= Problem to solve =
Tally up the lines below with "reflujo" in them. Answer with the number only.

▬▬▬▬▬▬

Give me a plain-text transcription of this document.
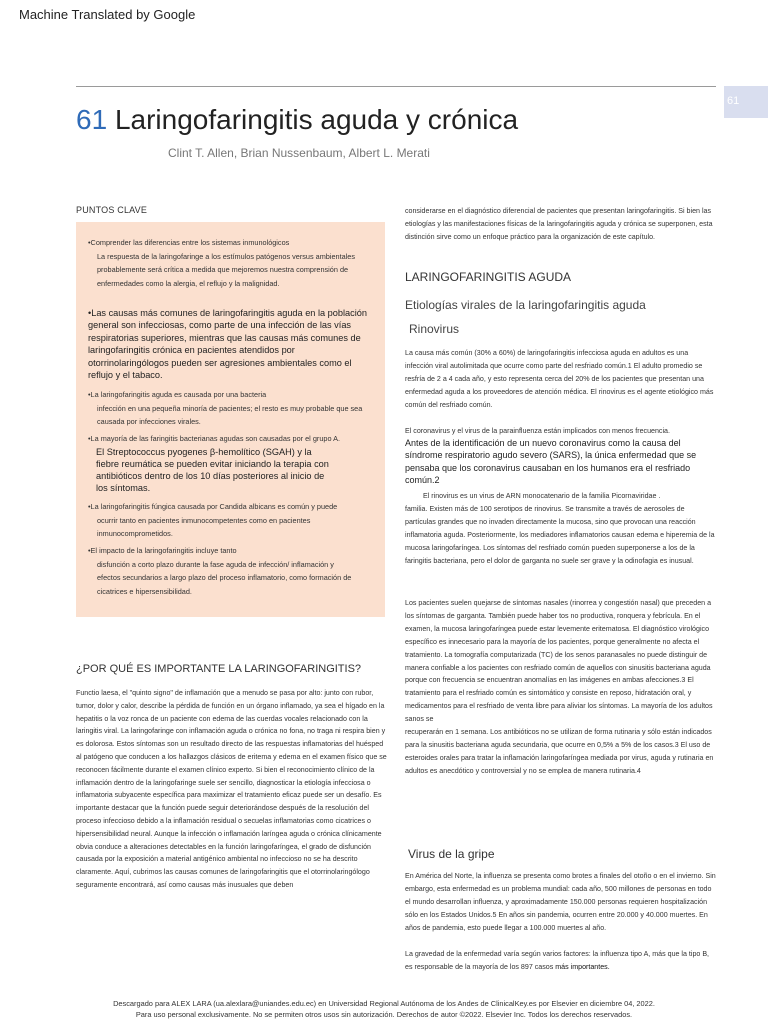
Machine Translated by Google
61
61 Laringofaringitis aguda y crónica
Clint T. Allen, Brian Nussenbaum, Albert L. Merati
PUNTOS CLAVE
•Comprender las diferencias entre los sistemas inmunológicos
La respuesta de la laringofaringe a los estímulos patógenos versus ambientales probablemente será crítica a medida que mejoremos nuestra comprensión de enfermedades como la alergia, el reflujo y la malignidad.
•Las causas más comunes de laringofaringitis aguda en la población general son infecciosas, como parte de una infección de las vías respiratorias superiores, mientras que las causas más comunes de laringofaringitis crónica en pacientes atendidos por otorrinolaringólogos pueden ser agresiones ambientales como el reflujo y el tabaco.
•La laringofaringitis aguda es causada por una bacteria
infección en una pequeña minoría de pacientes; el resto es muy probable que sea causada por infecciones virales.
•La mayoría de las faringitis bacterianas agudas son causadas por el grupo A.
El Streptococcus pyogenes β-hemolítico (SGAH) y la fiebre reumática se pueden evitar iniciando la terapia con antibióticos dentro de los 10 días posteriores al inicio de los síntomas.
•La laringofaringitis fúngica causada por Candida albicans es común y puede
ocurrir tanto en pacientes inmunocompetentes como en pacientes inmunocomprometidos.
•El impacto de la laringofaringitis incluye tanto
disfunción a corto plazo durante la fase aguda de infección/ inflamación y efectos secundarios a largo plazo del proceso inflamatorio, como formación de cicatrices e hipersensibilidad.
¿POR QUÉ ES IMPORTANTE LA LARINGOFARINGITIS?
Functio laesa, el "quinto signo" de inflamación que a menudo se pasa por alto: junto con rubor, tumor, dolor y calor, describe la pérdida de función en un órgano inflamado, ya sea el hígado en la hepatitis o la voz ronca de un paciente con edema de las cuerdas vocales relacionado con la laringitis viral. La laringofaringe con inflamación aguda o crónica no fona, no traga ni respira bien y es dolorosa. Estos síntomas son un resultado directo de las respuestas inflamatorias del huésped al patógeno que conducen a los hallazgos clásicos de eritema y edema en el examen físico que se reconocen fácilmente durante el examen clínico experto. Si bien el reconocimiento clínico de la inflamación dentro de la laringofaringe suele ser sencillo, diagnosticar la etiología infecciosa o inflamatoria subyacente específica para maximizar el tratamiento eficaz puede ser un desafío. Es importante destacar que la función puede seguir deteriorándose después de la resolución del proceso infeccioso debido a la inflamación residual o secuelas inflamatorias como cicatrices o hipersensibilidad neural. Aunque la infección o inflamación laríngea aguda o crónica clínicamente obvia conduce a alteraciones detectables en la función laringofaríngea, el grado de disfunción causada por la exposición a material antigénico ambiental no infeccioso no se ha descrito claramente. Aquí, cubrimos las causas comunes de laringofaringitis que el otorrinolaringólogo seguramente encontrará, así como causas más inusuales que deben
considerarse en el diagnóstico diferencial de pacientes que presentan laringofaringitis. Si bien las etiologías y las manifestaciones físicas de la laringofaringitis aguda y crónica se superponen, esta distinción sirve como un enfoque práctico para la organización de este capítulo.
LARINGOFARINGITIS AGUDA
Etiologías virales de la laringofaringitis aguda
Rinovirus
La causa más común (30% a 60%) de laringofaringitis infecciosa aguda en adultos es una infección viral autolimitada que ocurre como parte del resfriado común.1 El adulto promedio se resfría de 2 a 4 cada año, y esto representa cerca del 20% de los pacientes que presentan una enfermedad aguda a los proveedores de atención médica. El rinovirus es el agente etiológico más común del resfriado común.
El coronavirus y el virus de la parainfluenza están implicados con menos frecuencia.
Antes de la identificación de un nuevo coronavirus como la causa del síndrome respiratorio agudo severo (SARS), la única enfermedad que se pensaba que los coronavirus causaban en los humanos era el resfriado común.2
El rinovirus es un virus de ARN monocatenario de la familia Picornaviridae .
familia. Existen más de 100 serotipos de rinovirus. Se transmite a través de aerosoles de partículas grandes que no invaden directamente la mucosa, sino que provocan una reacción inflamatoria aguda. Posteriormente, los mediadores inflamatorios causan edema e hiperemia de la mucosa laringofaríngea. Los síntomas del resfriado común pueden superponerse a los de la faringitis bacteriana, pero el dolor de garganta no suele ser grave y la odinofagia es inusual.
Los pacientes suelen quejarse de síntomas nasales (rinorrea y congestión nasal) que preceden a los síntomas de garganta. También puede haber tos no productiva, ronquera y febrícula. En el examen, la mucosa laringofaríngea puede estar levemente eritematosa. El diagnóstico virológico específico es innecesario para la mayoría de los pacientes, porque generalmente no afecta el tratamiento. La tomografía computarizada (TC) de los senos paranasales no puede distinguir de manera confiable a los pacientes con resfriado común de aquellos con sinusitis bacteriana aguda porque con frecuencia se encuentran anomalías en las imágenes en ambas afecciones.3 El tratamiento para el resfriado común es sintomático y consiste en reposo, hidratación oral, y medicamentos para el resfriado de venta libre para aliviar los síntomas. La mayoría de los adultos sanos se
recuperarán en 1 semana. Los antibióticos no se utilizan de forma rutinaria y sólo están indicados para la sinusitis bacteriana aguda secundaria, que ocurre en 0,5% a 5% de los casos.3 El uso de esteroides orales para tratar la inflamación laringofaríngea mediada por virus, aguda y rutinaria en adultos es anecdótico y controversial y no se emplea de manera rutinaria.4
Virus de la gripe
En América del Norte, la influenza se presenta como brotes a finales del otoño o en el invierno. Sin embargo, esta enfermedad es un problema mundial: cada año, 500 millones de personas en todo el mundo desarrollan influenza, y aproximadamente 150.000 personas requieren hospitalización sólo en los Estados Unidos.5 En años sin pandemia, ocurren entre 20.000 y 40.000 muertes. En años de pandemia, esto puede llegar a 100.000 muertes al año.
La gravedad de la enfermedad varía según varios factores: la influenza tipo A, más que la tipo B, es responsable de la mayoría de los 897 casos más importantes.
Descargado para ALEX LARA (ua.alexlara@uniandes.edu.ec) en Universidad Regional Autónoma de los Andes de ClinicalKey.es por Elsevier en diciembre 04, 2022.
Para uso personal exclusivamente. No se permiten otros usos sin autorización. Derechos de autor ©2022. Elsevier Inc. Todos los derechos reservados.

▬▬▬▬▬▬

= Reply =
2